Data entries
START
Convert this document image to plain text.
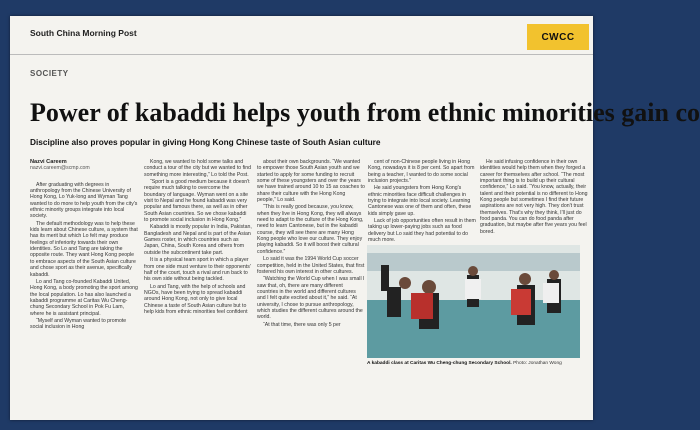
South China Morning Post	CWCC
SOCIETY
Power of kabaddi helps youth from ethnic minorities gain co
Discipline also proves popular in giving Hong Kong Chinese taste of South Asian culture
Nazvi Careem
nazvi.careem@scmp.com

After graduating with degrees in anthropology from the Chinese University of Hong Kong, Lo Yuk-long and Wyman Tang wanted to do more to help youth from the city's ethnic minority groups integrate into local society.

The default methodology was to help these kids learn about Chinese culture, a system that has its merit but which Lo felt may produce feelings of inferiority towards their own identities. So Lo and Tang are taking the opposite route. They want Hong Kong people to embrace aspects of the South Asian culture and chose sport as their avenue, specifically kabaddi.

Lo and Tang co-founded Kabaddi United, Hong Kong, a body promoting the sport among the local population. Lo has also launched a kabaddi programme at Caritas Wu Cheng-chung Secondary School in Pok Fu Lam, where he is assistant principal.

“Myself and Wyman wanted to promote social inclusion in Hong

Kong, we wanted to hold some talks and conduct a tour of the city but we wanted to find something more interesting,” Lo told the Post.

“Sport is a good medium because it doesn't require much talking to overcome the boundary of language. Wyman went on a site visit to Nepal and he found kabaddi was very popular and famous there, as well as in other South Asian countries. So we chose kabaddi to promote social inclusion in Hong Kong.”

Kabaddi is mostly popular in India, Pakistan, Bangladesh and Nepal and is part of the Asian Games roster, in which countries such as Japan, China, South Korea and others from outside the subcontinent take part.

It is a physical team sport in which a player from one side must venture to their opponents' half of the court, touch a rival and run back to his own side without being tackled.

Lo and Tang, with the help of schools and NGOs, have been trying to spread kabaddi around Hong Kong, not only to give local Chinese a taste of South Asian culture but to help kids from ethnic minorities feel confident

about their own backgrounds. “We wanted to empower those South Asian youth and we started to apply for some funding to recruit some of these youngsters and over the years we have trained around 10 to 15 as coaches to share their culture with the Hong Kong people,” Lo said.

“This is really good because, you know, when they live in Hong Kong, they will always need to adapt to the culture of the Hong Kong, need to learn Cantonese, but in the kabaddi course, they will see there are many Hong Kong people who love our culture. They enjoy playing kabaddi. So it will boost their cultural confidence.”

Lo said it was the 1994 World Cup soccer competition, held in the United States, that first fostered his own interest in other cultures.

“Watching the World Cup when I was small I saw that, oh, there are many different countries in the world and different cultures and I felt quite excited about it,” he said. “At university, I chose to pursue anthropology, which studies the different cultures around the world.

“At that time, there was only 5 per

cent of non-Chinese people living in Hong Kong, nowadays it is 8 per cent. So apart from being a teacher, I wanted to do some social inclusion projects.”

He said youngsters from Hong Kong's ethnic minorities face difficult challenges in trying to integrate into local society. Learning Cantonese was one of them and often, these kids simply gave up.

Lack of job opportunities often result in them taking up lower-paying jobs such as food delivery but Lo said they had potential to do much more.

He said infusing confidence in their own identities would help them when they forged a career for themselves after school. “The most important thing is to build up their cultural confidence,” Lo said. “You know, actually, their talent and their potential is no different to Hong Kong people but sometimes I find their future aspirations are not very high. They don't trust themselves. That's why they think, I'll just do food panda. You can do food panda after graduation, but maybe after five years you feel bored.

A kabaddi class at Caritas Wu Cheng-chung Secondary School. Photo: Jonathan Wong
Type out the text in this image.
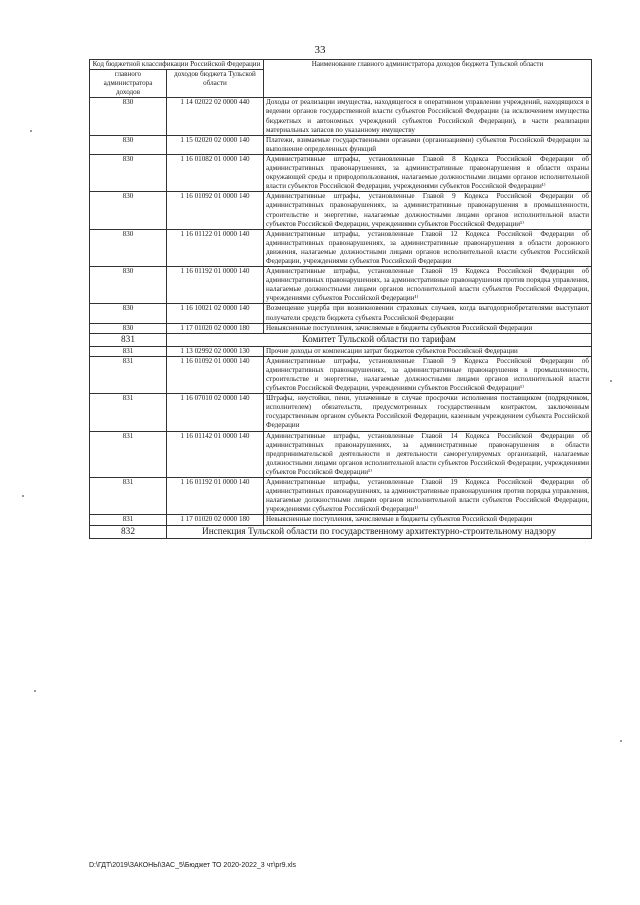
33
Код бюджетной классификации Российской Федерации		Наименование главного администратора доходов бюджета Тульской области
главного администратора доходов	доходов бюджета Тульской области	
830	1 14 02022 02 0000 440	Доходы от реализации имущества, находящегося в оперативном управлении учреждений, находящихся в ведении органов государственной власти субъектов Российской Федерации (за исключением имущества бюджетных и автономных учреждений субъектов Российской Федерации), в части реализации материальных запасов по указанному имуществу
830	1 15 02020 02 0000 140	Платежи, взимаемые государственными органами (организациями) субъектов Российской Федерации за выполнение определенных функций
830	1 16 01082 01 0000 140	Административные штрафы, установленные Главой 8 Кодекса Российской Федерации об административных правонарушениях, за административные правонарушения в области охраны окружающей среды и природопользования, налагаемые должностными лицами органов исполнительной власти субъектов Российской Федерации, учреждениями субъектов Российской Федерации¹⁾
830	1 16 01092 01 0000 140	Административные штрафы, установленные Главой 9 Кодекса Российской Федерации об административных правонарушениях, за административные правонарушения в промышленности, строительстве и энергетике, налагаемые должностными лицами органов исполнительной власти субъектов Российской Федерации, учреждениями субъектов Российской Федерации¹⁾
830	1 16 01122 01 0000 140	Административные штрафы, установленные Главой 12 Кодекса Российской Федерации об административных правонарушениях, за административные правонарушения в области дорожного движения, налагаемые должностными лицами органов исполнительной власти субъектов Российской Федерации, учреждениями субъектов Российской Федерации
830	1 16 01192 01 0000 140	Административные штрафы, установленные Главой 19 Кодекса Российской Федерации об административных правонарушениях, за административные правонарушения против порядка управления, налагаемые должностными лицами органов исполнительной власти субъектов Российской Федерации, учреждениями субъектов Российской Федерации¹⁾
830	1 16 10021 02 0000 140	Возмещение ущерба при возникновении страховых случаев, когда выгодоприобретателями выступают получатели средств бюджета субъекта Российской Федерации
830	1 17 01020 02 0000 180	Невыясненные поступления, зачисляемые в бюджеты субъектов Российской Федерации
831	Комитет Тульской области по тарифам	
831	1 13 02992 02 0000 130	Прочие доходы от компенсации затрат бюджетов субъектов Российской Федерации
831	1 16 01092 01 0000 140	Административные штрафы, установленные Главой 9 Кодекса Российской Федерации об административных правонарушениях, за административные правонарушения в промышленности, строительстве и энергетике, налагаемые должностными лицами органов исполнительной власти субъектов Российской Федерации, учреждениями субъектов Российской Федерации¹⁾
831	1 16 07010 02 0000 140	Штрафы, неустойки, пени, уплаченные в случае просрочки исполнения поставщиком (подрядчиком, исполнителем) обязательств, предусмотренных государственным контрактом, заключенным государственным органом субъекта Российской Федерации, казенным учреждением субъекта Российской Федерации
831	1 16 01142 01 0000 140	Административные штрафы, установленные Главой 14 Кодекса Российской Федерации об административных правонарушениях, за административные правонарушения в области предпринимательской деятельности и деятельности саморегулируемых организаций, налагаемые должностными лицами органов исполнительной власти субъектов Российской Федерации, учреждениями субъектов Российской Федерации¹⁾
831	1 16 01192 01 0000 140	Административные штрафы, установленные Главой 19 Кодекса Российской Федерации об административных правонарушениях, за административные правонарушения против порядка управления, налагаемые должностными лицами органов исполнительной власти субъектов Российской Федерации, учреждениями субъектов Российской Федерации¹⁾
831	1 17 01020 02 0000 180	Невыясненные поступления, зачисляемые в бюджеты субъектов Российской Федерации
832	Инспекция Тульской области по государственному архитектурно-строительному надзору	
D:\ГДТ\2019\ЗАКОНЫ\ЗАС_5\Бюджет ТО 2020-2022_3 чт\pr9.xls
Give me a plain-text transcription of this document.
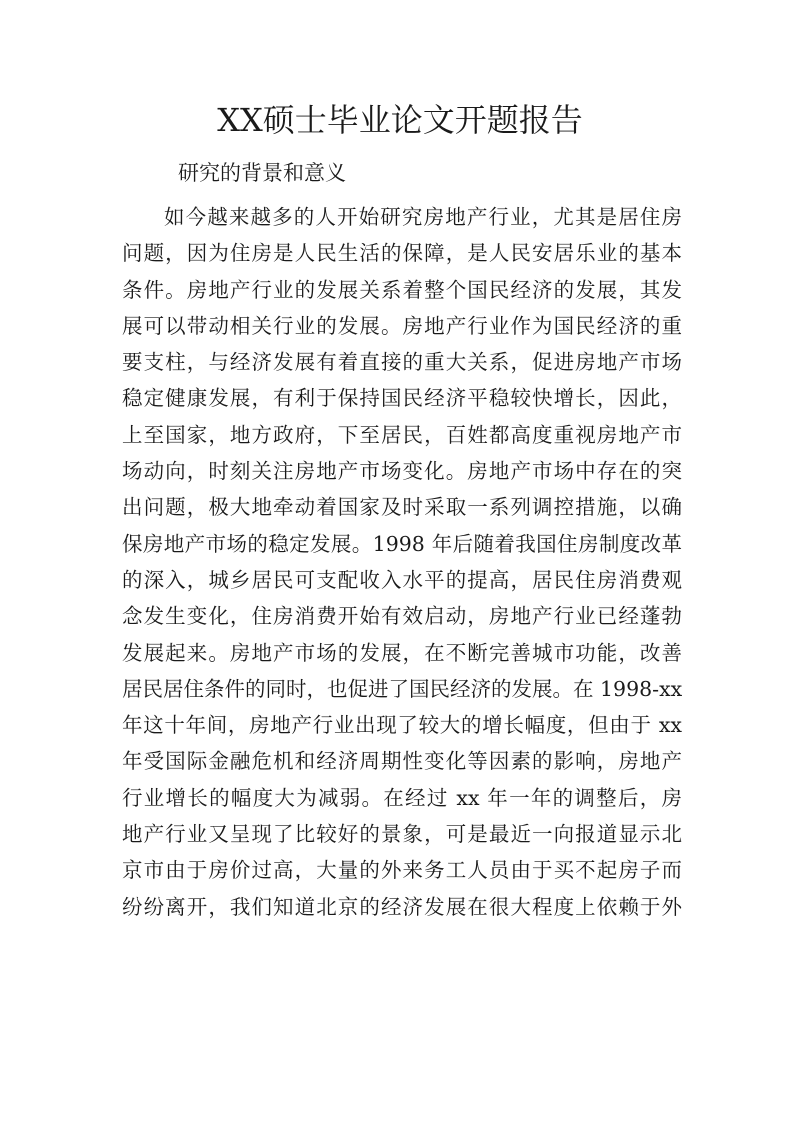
XX硕士毕业论文开题报告
研究的背景和意义
如今越来越多的人开始研究房地产行业，尤其是居住房
问题，因为住房是人民生活的保障，是人民安居乐业的基本
条件。房地产行业的发展关系着整个国民经济的发展，其发
展可以带动相关行业的发展。房地产行业作为国民经济的重
要支柱，与经济发展有着直接的重大关系，促进房地产市场
稳定健康发展，有利于保持国民经济平稳较快增长，因此，
上至国家，地方政府，下至居民，百姓都高度重视房地产市
场动向，时刻关注房地产市场变化。房地产市场中存在的突
出问题，极大地牵动着国家及时采取一系列调控措施，以确
保房地产市场的稳定发展。1998 年后随着我国住房制度改革
的深入，城乡居民可支配收入水平的提高，居民住房消费观
念发生变化，住房消费开始有效启动，房地产行业已经蓬勃
发展起来。房地产市场的发展，在不断完善城市功能，改善
居民居住条件的同时，也促进了国民经济的发展。在 1998-xx
年这十年间，房地产行业出现了较大的增长幅度，但由于 xx
年受国际金融危机和经济周期性变化等因素的影响，房地产
行业增长的幅度大为减弱。在经过 xx 年一年的调整后，房
地产行业又呈现了比较好的景象，可是最近一向报道显示北
京市由于房价过高，大量的外来务工人员由于买不起房子而
纷纷离开，我们知道北京的经济发展在很大程度上依赖于外
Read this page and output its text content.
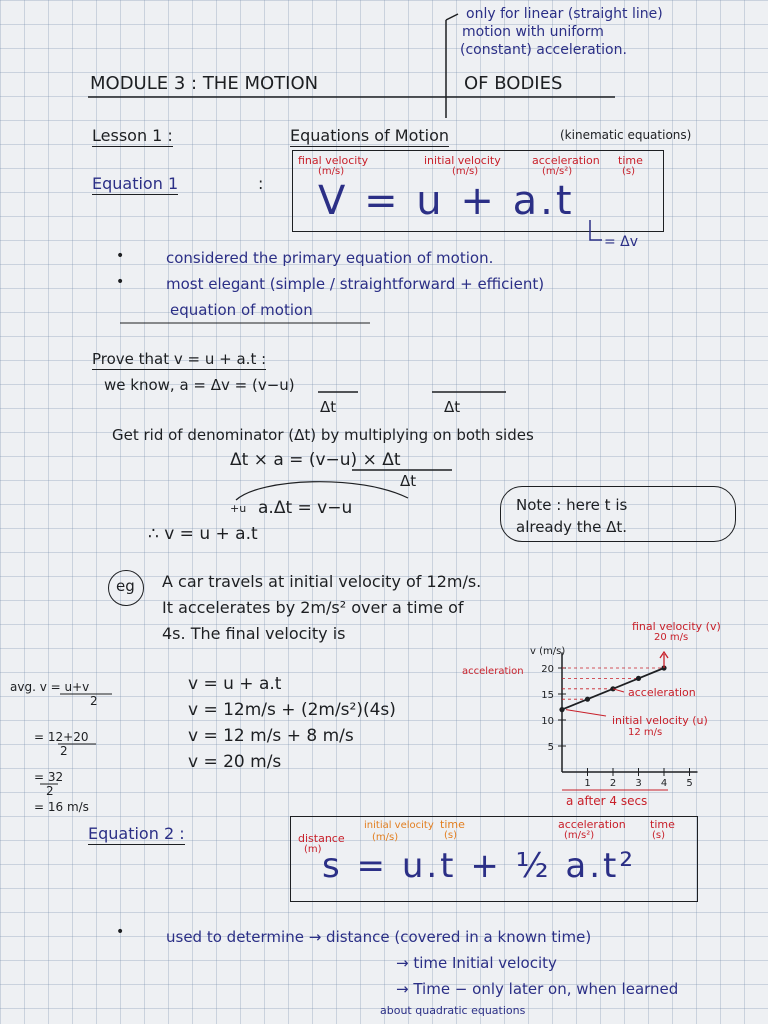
only for linear (straight line)
motion with uniform
(constant) acceleration.
MODULE 3 : THE MOTION	OF BODIES
Lesson 1 :	Equations of Motion	(kinematic equations)
Equation 1	:
final velocity
(m/s)
initial velocity
(m/s)
acceleration
(m/s²)
time
(s)
V = u + a.t
= Δv
•	considered the primary equation of motion.
•	most elegant (simple / straightforward + efficient)
equation of motion
Prove that v = u + a.t :
we know, a = Δv = (v−u)
Δt	Δt
Get rid of denominator (Δt) by multiplying on both sides
Δt × a = (v−u) × Δt
Δt
+u a.Δt = v−u
∴ v = u + a.t
Note : here t is
already the Δt.
eg A car travels at initial velocity of 12m/s.
It accelerates by 2m/s² over a time of
4s. The final velocity is
v = u + a.t
v = 12m/s + (2m/s²)(4s)
v = 12 m/s + 8 m/s
v = 20 m/s
avg. v = u+v
2
= 12+20
2
= 32
2
= 16 m/s
v (m/s)
final velocity (v)
20 m/s
acceleration
acceleration
initial velocity (u)
12 m/s
a after 4 secs
5
10
15
20
1 2 3 4 5
Equation 2 :	distance
(m)
initial velocity
(m/s)
time
(s)
acceleration
(m/s²)
time
(s)
s = u.t + ½ a.t²
•	used to determine → distance (covered in a known time)
→ time Initial velocity
→ Time − only later on, when learned
about quadratic equations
END
§ **DESCRIPTION OF THE TASK**
Isolate each line of the listing above that includes "Post". Copy it.

§ **ANSWER FOR THIS EXERCISE**
South China Morning Post	CWCC
Kong, we wanted to hold some talks and conduct a tour of the city but we wanted to find something more interesting,” Lo told the Post.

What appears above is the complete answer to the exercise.